The problem.
Select every line containing the word "JSON" from the material, and copy those lines.

Extracted records
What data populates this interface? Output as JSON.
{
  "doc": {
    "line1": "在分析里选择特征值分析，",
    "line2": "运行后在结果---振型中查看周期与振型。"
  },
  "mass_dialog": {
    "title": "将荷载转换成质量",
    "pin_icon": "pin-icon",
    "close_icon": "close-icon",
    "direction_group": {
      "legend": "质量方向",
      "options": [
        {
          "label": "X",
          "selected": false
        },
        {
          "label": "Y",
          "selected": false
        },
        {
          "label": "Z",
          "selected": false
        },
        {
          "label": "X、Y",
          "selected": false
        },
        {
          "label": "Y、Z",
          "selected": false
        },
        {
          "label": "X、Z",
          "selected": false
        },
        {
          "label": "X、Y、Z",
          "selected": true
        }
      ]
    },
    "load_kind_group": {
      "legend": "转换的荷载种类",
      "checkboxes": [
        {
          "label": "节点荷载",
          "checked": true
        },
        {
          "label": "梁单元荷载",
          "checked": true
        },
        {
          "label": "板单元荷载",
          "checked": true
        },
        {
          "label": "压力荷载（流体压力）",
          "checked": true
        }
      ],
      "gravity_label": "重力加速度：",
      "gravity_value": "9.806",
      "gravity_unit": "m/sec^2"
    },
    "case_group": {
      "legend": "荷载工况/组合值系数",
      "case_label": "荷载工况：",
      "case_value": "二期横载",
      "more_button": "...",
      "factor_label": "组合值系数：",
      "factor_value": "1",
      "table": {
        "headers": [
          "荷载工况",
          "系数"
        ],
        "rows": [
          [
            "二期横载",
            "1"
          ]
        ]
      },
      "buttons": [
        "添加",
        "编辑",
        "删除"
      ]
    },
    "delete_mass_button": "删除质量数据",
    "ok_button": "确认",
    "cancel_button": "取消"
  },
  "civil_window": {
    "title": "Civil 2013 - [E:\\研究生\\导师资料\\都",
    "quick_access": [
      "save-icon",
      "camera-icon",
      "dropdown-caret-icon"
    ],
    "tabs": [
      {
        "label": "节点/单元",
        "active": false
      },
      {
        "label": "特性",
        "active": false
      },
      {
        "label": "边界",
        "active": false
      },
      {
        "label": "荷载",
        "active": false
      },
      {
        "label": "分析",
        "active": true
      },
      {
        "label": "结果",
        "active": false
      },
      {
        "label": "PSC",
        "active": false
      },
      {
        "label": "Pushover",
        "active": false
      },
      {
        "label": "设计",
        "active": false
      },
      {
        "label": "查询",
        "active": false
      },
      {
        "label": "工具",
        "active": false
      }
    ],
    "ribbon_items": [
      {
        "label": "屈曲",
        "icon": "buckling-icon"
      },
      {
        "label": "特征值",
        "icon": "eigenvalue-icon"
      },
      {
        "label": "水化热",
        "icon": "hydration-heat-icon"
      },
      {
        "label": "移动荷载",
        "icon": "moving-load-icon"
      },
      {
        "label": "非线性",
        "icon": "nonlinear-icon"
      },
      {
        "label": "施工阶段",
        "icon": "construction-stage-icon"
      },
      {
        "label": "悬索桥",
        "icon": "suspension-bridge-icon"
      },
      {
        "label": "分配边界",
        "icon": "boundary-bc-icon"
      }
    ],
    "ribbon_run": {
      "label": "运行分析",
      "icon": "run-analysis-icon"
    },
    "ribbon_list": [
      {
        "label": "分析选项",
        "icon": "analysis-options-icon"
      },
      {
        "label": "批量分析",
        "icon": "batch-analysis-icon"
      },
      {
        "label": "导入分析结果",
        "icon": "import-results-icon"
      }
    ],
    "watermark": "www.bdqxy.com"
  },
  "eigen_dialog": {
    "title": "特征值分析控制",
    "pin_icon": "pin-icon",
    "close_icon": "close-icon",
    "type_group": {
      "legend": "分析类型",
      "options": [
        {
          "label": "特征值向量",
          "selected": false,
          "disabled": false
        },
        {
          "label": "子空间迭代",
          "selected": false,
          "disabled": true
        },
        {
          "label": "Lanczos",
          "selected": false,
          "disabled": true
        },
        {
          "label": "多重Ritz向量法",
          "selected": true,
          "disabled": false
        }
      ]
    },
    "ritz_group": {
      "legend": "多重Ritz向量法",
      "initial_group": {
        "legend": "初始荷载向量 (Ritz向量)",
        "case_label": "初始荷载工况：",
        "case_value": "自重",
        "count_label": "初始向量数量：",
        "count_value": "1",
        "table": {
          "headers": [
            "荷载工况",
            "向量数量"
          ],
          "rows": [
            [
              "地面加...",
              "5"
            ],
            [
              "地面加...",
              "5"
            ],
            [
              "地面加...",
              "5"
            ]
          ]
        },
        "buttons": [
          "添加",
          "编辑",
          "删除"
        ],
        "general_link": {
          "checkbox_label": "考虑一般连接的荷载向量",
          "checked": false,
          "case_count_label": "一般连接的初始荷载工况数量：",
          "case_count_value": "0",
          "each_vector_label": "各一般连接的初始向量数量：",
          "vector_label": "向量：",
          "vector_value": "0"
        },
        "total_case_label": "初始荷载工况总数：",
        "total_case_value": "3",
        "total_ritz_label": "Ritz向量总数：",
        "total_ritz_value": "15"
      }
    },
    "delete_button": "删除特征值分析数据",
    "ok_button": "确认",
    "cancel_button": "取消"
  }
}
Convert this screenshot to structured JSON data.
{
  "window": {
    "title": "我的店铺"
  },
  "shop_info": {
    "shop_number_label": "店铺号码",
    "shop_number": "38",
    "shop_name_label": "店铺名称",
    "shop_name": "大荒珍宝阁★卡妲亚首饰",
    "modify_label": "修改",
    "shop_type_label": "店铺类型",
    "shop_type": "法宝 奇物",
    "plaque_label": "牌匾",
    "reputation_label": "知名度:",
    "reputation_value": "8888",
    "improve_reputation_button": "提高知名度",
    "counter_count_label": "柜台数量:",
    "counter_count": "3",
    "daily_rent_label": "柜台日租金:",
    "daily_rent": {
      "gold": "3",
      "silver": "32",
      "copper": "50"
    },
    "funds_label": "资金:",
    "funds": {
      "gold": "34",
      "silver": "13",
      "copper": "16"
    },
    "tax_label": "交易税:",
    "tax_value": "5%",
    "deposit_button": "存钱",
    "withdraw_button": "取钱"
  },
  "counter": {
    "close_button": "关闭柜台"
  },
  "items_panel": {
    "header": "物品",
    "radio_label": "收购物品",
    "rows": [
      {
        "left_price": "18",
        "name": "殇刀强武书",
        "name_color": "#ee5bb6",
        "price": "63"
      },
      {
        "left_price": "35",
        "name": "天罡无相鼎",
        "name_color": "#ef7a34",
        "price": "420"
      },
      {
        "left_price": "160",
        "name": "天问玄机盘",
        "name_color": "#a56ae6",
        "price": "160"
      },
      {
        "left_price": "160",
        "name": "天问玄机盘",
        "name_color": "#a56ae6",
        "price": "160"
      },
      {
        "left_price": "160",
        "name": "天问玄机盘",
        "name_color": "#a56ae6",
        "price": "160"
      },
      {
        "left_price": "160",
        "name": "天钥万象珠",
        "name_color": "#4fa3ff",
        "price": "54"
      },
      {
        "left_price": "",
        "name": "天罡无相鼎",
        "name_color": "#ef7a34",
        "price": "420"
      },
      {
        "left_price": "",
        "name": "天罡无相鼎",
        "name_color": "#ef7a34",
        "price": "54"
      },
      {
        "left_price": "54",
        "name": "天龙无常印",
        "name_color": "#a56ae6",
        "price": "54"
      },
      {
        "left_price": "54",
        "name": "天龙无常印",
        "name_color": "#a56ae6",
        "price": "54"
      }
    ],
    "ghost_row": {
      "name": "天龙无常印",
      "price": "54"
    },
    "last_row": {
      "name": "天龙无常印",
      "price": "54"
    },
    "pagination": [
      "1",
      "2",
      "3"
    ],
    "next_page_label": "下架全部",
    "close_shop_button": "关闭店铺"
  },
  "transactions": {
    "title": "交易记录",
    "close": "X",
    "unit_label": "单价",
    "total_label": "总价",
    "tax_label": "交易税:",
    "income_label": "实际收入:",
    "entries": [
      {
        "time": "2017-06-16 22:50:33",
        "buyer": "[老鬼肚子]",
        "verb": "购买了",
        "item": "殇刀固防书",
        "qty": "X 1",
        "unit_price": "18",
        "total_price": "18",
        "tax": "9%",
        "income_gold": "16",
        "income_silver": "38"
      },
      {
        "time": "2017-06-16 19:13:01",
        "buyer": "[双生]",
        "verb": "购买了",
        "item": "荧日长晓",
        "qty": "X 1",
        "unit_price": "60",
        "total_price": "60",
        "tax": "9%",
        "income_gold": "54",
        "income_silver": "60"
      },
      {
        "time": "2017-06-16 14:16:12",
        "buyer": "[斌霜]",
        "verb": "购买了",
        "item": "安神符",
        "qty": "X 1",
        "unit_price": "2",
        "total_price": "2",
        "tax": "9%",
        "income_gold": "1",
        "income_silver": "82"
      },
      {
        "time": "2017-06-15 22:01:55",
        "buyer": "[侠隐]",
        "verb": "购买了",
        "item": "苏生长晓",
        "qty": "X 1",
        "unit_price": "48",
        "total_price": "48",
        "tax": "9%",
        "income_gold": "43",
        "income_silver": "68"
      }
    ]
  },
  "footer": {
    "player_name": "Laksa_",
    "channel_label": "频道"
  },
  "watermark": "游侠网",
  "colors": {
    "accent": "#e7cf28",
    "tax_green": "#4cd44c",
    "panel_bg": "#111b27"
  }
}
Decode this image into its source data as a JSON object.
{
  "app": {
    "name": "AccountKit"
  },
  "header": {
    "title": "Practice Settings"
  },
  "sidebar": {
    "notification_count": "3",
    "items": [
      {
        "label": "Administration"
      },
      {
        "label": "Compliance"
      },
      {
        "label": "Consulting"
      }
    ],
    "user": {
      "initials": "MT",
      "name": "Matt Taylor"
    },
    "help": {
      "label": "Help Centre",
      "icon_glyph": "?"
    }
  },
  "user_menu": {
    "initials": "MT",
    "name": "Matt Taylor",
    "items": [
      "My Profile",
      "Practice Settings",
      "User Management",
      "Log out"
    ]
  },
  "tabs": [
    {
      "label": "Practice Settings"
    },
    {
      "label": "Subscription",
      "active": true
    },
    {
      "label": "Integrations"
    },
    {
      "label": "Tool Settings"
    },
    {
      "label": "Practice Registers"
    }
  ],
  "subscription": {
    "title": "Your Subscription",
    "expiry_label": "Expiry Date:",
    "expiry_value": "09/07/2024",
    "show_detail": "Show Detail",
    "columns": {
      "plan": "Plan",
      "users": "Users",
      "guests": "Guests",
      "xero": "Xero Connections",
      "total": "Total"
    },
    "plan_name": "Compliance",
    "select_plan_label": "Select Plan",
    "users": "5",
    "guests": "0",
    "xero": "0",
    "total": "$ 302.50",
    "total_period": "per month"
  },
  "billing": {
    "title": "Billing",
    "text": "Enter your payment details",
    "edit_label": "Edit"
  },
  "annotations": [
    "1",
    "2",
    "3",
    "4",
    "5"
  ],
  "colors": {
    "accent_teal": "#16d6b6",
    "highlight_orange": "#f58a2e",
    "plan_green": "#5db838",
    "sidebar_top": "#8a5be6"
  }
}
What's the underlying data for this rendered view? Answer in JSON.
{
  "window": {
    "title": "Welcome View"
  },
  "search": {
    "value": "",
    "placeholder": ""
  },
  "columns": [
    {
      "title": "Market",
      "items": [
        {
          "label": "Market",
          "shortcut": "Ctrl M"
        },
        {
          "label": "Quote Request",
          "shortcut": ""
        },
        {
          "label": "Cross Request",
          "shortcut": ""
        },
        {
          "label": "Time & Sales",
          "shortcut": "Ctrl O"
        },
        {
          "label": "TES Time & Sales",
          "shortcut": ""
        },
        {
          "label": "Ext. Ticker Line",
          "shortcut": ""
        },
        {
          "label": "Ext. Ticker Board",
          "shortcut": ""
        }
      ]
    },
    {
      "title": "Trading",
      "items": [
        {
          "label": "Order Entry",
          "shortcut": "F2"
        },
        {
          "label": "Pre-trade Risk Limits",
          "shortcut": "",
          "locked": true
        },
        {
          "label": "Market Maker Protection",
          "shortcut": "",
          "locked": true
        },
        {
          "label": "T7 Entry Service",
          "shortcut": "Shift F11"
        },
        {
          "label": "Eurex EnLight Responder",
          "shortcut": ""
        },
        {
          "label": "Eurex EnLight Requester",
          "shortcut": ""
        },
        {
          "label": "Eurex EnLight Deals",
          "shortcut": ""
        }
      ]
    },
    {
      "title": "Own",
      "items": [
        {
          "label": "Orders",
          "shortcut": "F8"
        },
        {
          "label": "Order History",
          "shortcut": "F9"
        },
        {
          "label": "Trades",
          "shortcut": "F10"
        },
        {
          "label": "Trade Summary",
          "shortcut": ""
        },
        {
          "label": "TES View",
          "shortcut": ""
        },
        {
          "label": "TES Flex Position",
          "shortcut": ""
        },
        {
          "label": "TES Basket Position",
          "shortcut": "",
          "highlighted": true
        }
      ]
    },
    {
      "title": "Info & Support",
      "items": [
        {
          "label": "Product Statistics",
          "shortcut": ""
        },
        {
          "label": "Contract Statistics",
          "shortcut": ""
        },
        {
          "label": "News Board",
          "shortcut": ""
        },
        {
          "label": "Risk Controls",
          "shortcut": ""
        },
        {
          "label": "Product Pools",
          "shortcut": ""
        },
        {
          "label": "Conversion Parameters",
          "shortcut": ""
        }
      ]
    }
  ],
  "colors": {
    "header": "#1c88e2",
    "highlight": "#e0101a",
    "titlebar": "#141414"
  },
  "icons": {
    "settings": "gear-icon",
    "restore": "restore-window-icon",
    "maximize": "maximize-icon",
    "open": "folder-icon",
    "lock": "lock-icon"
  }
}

Task output.
What data populates this interface? Output as JSON.
Convert this screenshot to structured JSON data.
Decode this image into its source data as a JSON object.
What's the underlying data for this rendered view? Answer in JSON.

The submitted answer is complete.